■ **WRITTEN EXERCISE**: Repeat the material in full. Keep every line exactly as it is.

Stored dataset items
____
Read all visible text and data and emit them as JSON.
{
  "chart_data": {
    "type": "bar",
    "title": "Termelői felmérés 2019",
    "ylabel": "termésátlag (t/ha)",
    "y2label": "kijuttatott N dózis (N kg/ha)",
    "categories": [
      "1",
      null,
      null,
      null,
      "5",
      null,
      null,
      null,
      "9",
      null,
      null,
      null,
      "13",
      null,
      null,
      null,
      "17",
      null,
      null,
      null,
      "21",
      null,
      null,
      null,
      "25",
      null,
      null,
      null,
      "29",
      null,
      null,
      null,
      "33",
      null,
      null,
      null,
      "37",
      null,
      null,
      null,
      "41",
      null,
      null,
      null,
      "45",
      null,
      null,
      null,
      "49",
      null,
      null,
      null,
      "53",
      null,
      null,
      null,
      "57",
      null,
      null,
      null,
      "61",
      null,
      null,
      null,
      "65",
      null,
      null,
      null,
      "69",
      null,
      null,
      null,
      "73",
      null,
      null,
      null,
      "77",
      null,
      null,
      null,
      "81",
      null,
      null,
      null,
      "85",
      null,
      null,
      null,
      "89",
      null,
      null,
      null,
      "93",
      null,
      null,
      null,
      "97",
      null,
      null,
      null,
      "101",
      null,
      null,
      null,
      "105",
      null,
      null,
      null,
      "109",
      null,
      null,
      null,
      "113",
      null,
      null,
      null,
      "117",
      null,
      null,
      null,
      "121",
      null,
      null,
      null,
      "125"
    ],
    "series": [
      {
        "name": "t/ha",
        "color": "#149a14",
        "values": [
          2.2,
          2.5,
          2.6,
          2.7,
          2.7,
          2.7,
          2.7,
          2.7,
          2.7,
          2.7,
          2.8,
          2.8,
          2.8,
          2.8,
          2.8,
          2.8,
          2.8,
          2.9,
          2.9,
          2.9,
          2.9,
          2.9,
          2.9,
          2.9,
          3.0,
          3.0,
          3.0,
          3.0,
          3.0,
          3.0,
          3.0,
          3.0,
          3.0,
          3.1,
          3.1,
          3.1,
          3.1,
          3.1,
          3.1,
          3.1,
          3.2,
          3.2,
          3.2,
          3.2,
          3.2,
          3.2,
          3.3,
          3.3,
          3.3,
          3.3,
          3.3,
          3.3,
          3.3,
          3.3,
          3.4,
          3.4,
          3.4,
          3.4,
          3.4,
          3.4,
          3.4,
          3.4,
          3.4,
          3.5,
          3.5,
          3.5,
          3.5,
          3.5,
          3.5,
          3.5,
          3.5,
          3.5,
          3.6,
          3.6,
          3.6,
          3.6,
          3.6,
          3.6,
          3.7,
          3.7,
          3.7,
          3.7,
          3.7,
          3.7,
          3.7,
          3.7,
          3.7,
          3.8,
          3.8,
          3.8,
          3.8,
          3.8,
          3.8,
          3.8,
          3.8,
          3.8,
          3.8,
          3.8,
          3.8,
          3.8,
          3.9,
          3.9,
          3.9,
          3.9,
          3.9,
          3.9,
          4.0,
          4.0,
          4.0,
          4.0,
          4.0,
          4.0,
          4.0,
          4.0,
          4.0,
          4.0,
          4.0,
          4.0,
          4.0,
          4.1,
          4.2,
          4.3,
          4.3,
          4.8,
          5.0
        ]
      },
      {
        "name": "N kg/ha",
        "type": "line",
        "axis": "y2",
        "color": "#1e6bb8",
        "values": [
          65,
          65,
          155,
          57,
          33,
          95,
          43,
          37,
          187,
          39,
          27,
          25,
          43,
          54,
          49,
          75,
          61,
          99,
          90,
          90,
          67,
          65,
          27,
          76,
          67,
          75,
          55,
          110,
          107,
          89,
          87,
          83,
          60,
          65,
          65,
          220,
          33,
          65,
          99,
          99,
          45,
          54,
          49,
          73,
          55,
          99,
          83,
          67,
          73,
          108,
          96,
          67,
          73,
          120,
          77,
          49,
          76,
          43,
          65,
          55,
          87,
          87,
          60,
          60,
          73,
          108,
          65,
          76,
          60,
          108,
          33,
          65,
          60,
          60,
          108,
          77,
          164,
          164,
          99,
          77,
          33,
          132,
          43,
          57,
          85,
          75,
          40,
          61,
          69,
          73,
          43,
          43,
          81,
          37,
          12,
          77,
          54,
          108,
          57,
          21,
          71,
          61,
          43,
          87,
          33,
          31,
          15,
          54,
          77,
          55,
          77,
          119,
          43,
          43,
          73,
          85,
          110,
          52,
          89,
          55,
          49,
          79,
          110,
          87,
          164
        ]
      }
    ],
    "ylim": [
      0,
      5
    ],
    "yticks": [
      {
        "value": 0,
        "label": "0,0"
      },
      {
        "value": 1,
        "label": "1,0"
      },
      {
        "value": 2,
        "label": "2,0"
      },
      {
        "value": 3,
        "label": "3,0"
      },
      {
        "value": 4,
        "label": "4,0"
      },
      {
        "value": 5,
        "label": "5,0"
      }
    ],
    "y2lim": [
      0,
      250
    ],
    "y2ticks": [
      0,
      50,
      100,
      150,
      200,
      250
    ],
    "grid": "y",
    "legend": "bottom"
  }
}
____
■ **CORRECT RESPONSE**:
Read all visible text and data and emit them as JSON.
{
  "chart_data": {
    "type": "bar",
    "title": "Termelői felmérés 2019",
    "ylabel": "termésátlag (t/ha)",
    "y2label": "kijuttatott N dózis (N kg/ha)",
    "categories": [
      "1",
      null,
      null,
      null,
      "5",
      null,
      null,
      null,
      "9",
      null,
      null,
      null,
      "13",
      null,
      null,
      null,
      "17",
      null,
      null,
      null,
      "21",
      null,
      null,
      null,
      "25",
      null,
      null,
      null,
      "29",
      null,
      null,
      null,
      "33",
      null,
      null,
      null,
      "37",
      null,
      null,
      null,
      "41",
      null,
      null,
      null,
      "45",
      null,
      null,
      null,
      "49",
      null,
      null,
      null,
      "53",
      null,
      null,
      null,
      "57",
      null,
      null,
      null,
      "61",
      null,
      null,
      null,
      "65",
      null,
      null,
      null,
      "69",
      null,
      null,
      null,
      "73",
      null,
      null,
      null,
      "77",
      null,
      null,
      null,
      "81",
      null,
      null,
      null,
      "85",
      null,
      null,
      null,
      "89",
      null,
      null,
      null,
      "93",
      null,
      null,
      null,
      "97",
      null,
      null,
      null,
      "101",
      null,
      null,
      null,
      "105",
      null,
      null,
      null,
      "109",
      null,
      null,
      null,
      "113",
      null,
      null,
      null,
      "117",
      null,
      null,
      null,
      "121",
      null,
      null,
      null,
      "125"
    ],
    "series": [
      {
        "name": "t/ha",
        "color": "#149a14",
        "values": [
          2.2,
          2.5,
          2.6,
          2.7,
          2.7,
          2.7,
          2.7,
          2.7,
          2.7,
          2.7,
          2.8,
          2.8,
          2.8,
          2.8,
          2.8,
          2.8,
          2.8,
          2.9,
          2.9,
          2.9,
          2.9,
          2.9,
          2.9,
          2.9,
          3.0,
          3.0,
          3.0,
          3.0,
          3.0,
          3.0,
          3.0,
          3.0,
          3.0,
          3.1,
          3.1,
          3.1,
          3.1,
          3.1,
          3.1,
          3.1,
          3.2,
          3.2,
          3.2,
          3.2,
          3.2,
          3.2,
          3.3,
          3.3,
          3.3,
          3.3,
          3.3,
          3.3,
          3.3,
          3.3,
          3.4,
          3.4,
          3.4,
          3.4,
          3.4,
          3.4,
          3.4,
          3.4,
          3.4,
          3.5,
          3.5,
          3.5,
          3.5,
          3.5,
          3.5,
          3.5,
          3.5,
          3.5,
          3.6,
          3.6,
          3.6,
          3.6,
          3.6,
          3.6,
          3.7,
          3.7,
          3.7,
          3.7,
          3.7,
          3.7,
          3.7,
          3.7,
          3.7,
          3.8,
          3.8,
          3.8,
          3.8,
          3.8,
          3.8,
          3.8,
          3.8,
          3.8,
          3.8,
          3.8,
          3.8,
          3.8,
          3.9,
          3.9,
          3.9,
          3.9,
          3.9,
          3.9,
          4.0,
          4.0,
          4.0,
          4.0,
          4.0,
          4.0,
          4.0,
          4.0,
          4.0,
          4.0,
          4.0,
          4.0,
          4.0,
          4.1,
          4.2,
          4.3,
          4.3,
          4.8,
          5.0
        ]
      },
      {
        "name": "N kg/ha",
        "type": "line",
        "axis": "y2",
        "color": "#1e6bb8",
        "values": [
          65,
          65,
          155,
          57,
          33,
          95,
          43,
          37,
          187,
          39,
          27,
          25,
          43,
          54,
          49,
          75,
          61,
          99,
          90,
          90,
          67,
          65,
          27,
          76,
          67,
          75,
          55,
          110,
          107,
          89,
          87,
          83,
          60,
          65,
          65,
          220,
          33,
          65,
          99,
          99,
          45,
          54,
          49,
          73,
          55,
          99,
          83,
          67,
          73,
          108,
          96,
          67,
          73,
          120,
          77,
          49,
          76,
          43,
          65,
          55,
          87,
          87,
          60,
          60,
          73,
          108,
          65,
          76,
          60,
          108,
          33,
          65,
          60,
          60,
          108,
          77,
          164,
          164,
          99,
          77,
          33,
          132,
          43,
          57,
          85,
          75,
          40,
          61,
          69,
          73,
          43,
          43,
          81,
          37,
          12,
          77,
          54,
          108,
          57,
          21,
          71,
          61,
          43,
          87,
          33,
          31,
          15,
          54,
          77,
          55,
          77,
          119,
          43,
          43,
          73,
          85,
          110,
          52,
          89,
          55,
          49,
          79,
          110,
          87,
          164
        ]
      }
    ],
    "ylim": [
      0,
      5
    ],
    "yticks": [
      {
        "value": 0,
        "label": "0,0"
      },
      {
        "value": 1,
        "label": "1,0"
      },
      {
        "value": 2,
        "label": "2,0"
      },
      {
        "value": 3,
        "label": "3,0"
      },
      {
        "value": 4,
        "label": "4,0"
      },
      {
        "value": 5,
        "label": "5,0"
      }
    ],
    "y2lim": [
      0,
      250
    ],
    "y2ticks": [
      0,
      50,
      100,
      150,
      200,
      250
    ],
    "grid": "y",
    "legend": "bottom"
  }
}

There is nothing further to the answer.